▶ **STATED GOAL**
Would it be possible to write out each entry below exactly, without the pictures?

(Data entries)
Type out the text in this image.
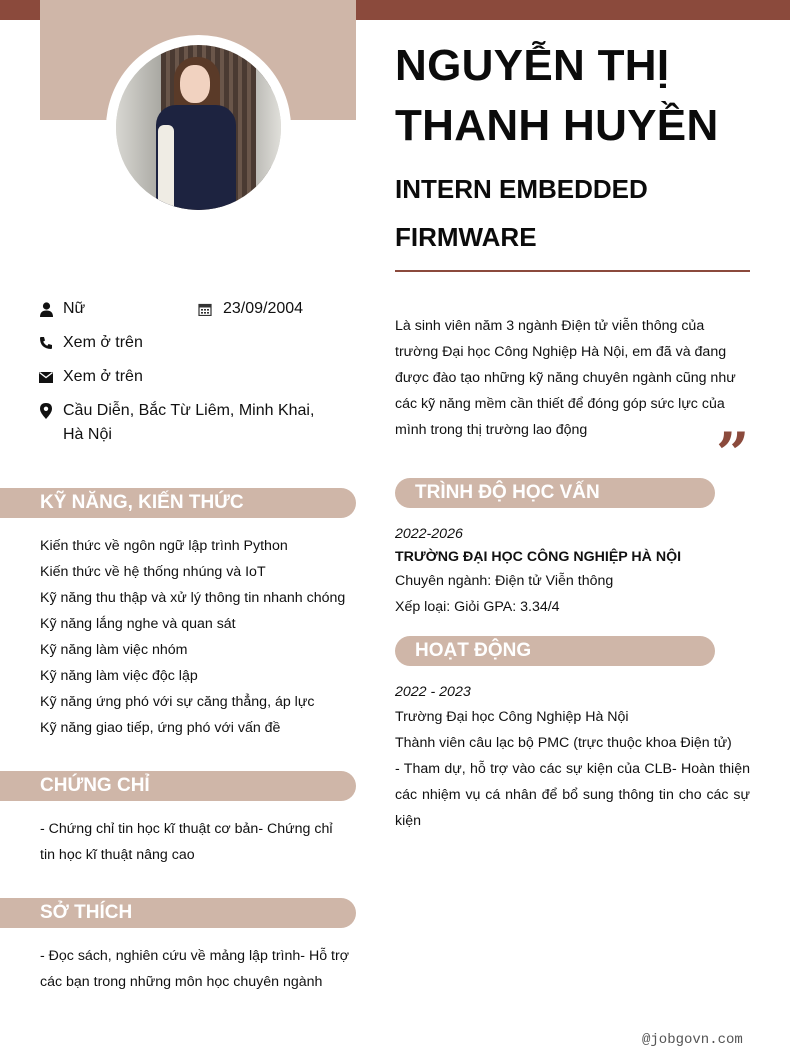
NGUYỄN THỊ THANH HUYỀN
INTERN EMBEDDED FIRMWARE
Nữ	23/09/2004
Xem ở trên
Xem ở trên
Cầu Diễn, Bắc Từ Liêm, Minh Khai, Hà Nội
Là sinh viên năm 3 ngành Điện tử viễn thông của trường Đại học Công Nghiệp Hà Nội, em đã và đang được đào tạo những kỹ năng chuyên ngành cũng như các kỹ năng mềm cần thiết để đóng góp sức lực của mình trong thị trường lao động	”
KỸ NĂNG, KIẾN THỨC
Kiến thức về ngôn ngữ lập trình Python
Kiến thức về hệ thống nhúng và IoT
Kỹ năng thu thập và xử lý thông tin nhanh chóng
Kỹ năng lắng nghe và quan sát
Kỹ năng làm việc nhóm
Kỹ năng làm việc độc lập
Kỹ năng ứng phó với sự căng thẳng, áp lực
Kỹ năng giao tiếp, ứng phó với vấn đề
CHỨNG CHỈ
- Chứng chỉ tin học kĩ thuật cơ bản- Chứng chỉ tin học kĩ thuật nâng cao
SỞ THÍCH
- Đọc sách, nghiên cứu về mảng lập trình- Hỗ trợ các bạn trong những môn học chuyên ngành
TRÌNH ĐỘ HỌC VẤN
2022-2026
TRƯỜNG ĐẠI HỌC CÔNG NGHIỆP HÀ NỘI
Chuyên ngành: Điện tử Viễn thông
Xếp loại: Giỏi GPA: 3.34/4
HOẠT ĐỘNG
2022 - 2023
Trường Đại học Công Nghiệp Hà Nội
Thành viên câu lạc bộ PMC (trực thuộc khoa Điện tử)
- Tham dự, hỗ trợ vào các sự kiện của CLB- Hoàn thiện các nhiệm vụ cá nhân để bổ sung thông tin cho các sự kiện
@jobgovn.com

▶ **EXERCISE RESULT**
Type out the text in this image.
NGUYỄN THỊ THANH HUYỀN
INTERN EMBEDDED FIRMWARE
Nữ	23/09/2004
Xem ở trên
Xem ở trên
Cầu Diễn, Bắc Từ Liêm, Minh Khai, Hà Nội
Là sinh viên năm 3 ngành Điện tử viễn thông của trường Đại học Công Nghiệp Hà Nội, em đã và đang được đào tạo những kỹ năng chuyên ngành cũng như các kỹ năng mềm cần thiết để đóng góp sức lực của mình trong thị trường lao động	”
KỸ NĂNG, KIẾN THỨC
Kiến thức về ngôn ngữ lập trình Python
Kiến thức về hệ thống nhúng và IoT
Kỹ năng thu thập và xử lý thông tin nhanh chóng
Kỹ năng lắng nghe và quan sát
Kỹ năng làm việc nhóm
Kỹ năng làm việc độc lập
Kỹ năng ứng phó với sự căng thẳng, áp lực
Kỹ năng giao tiếp, ứng phó với vấn đề
CHỨNG CHỈ
- Chứng chỉ tin học kĩ thuật cơ bản- Chứng chỉ tin học kĩ thuật nâng cao
SỞ THÍCH
- Đọc sách, nghiên cứu về mảng lập trình- Hỗ trợ các bạn trong những môn học chuyên ngành
TRÌNH ĐỘ HỌC VẤN
2022-2026
TRƯỜNG ĐẠI HỌC CÔNG NGHIỆP HÀ NỘI
Chuyên ngành: Điện tử Viễn thông
Xếp loại: Giỏi GPA: 3.34/4
HOẠT ĐỘNG
2022 - 2023
Trường Đại học Công Nghiệp Hà Nội
Thành viên câu lạc bộ PMC (trực thuộc khoa Điện tử)
- Tham dự, hỗ trợ vào các sự kiện của CLB- Hoàn thiện các nhiệm vụ cá nhân để bổ sung thông tin cho các sự kiện
@jobgovn.com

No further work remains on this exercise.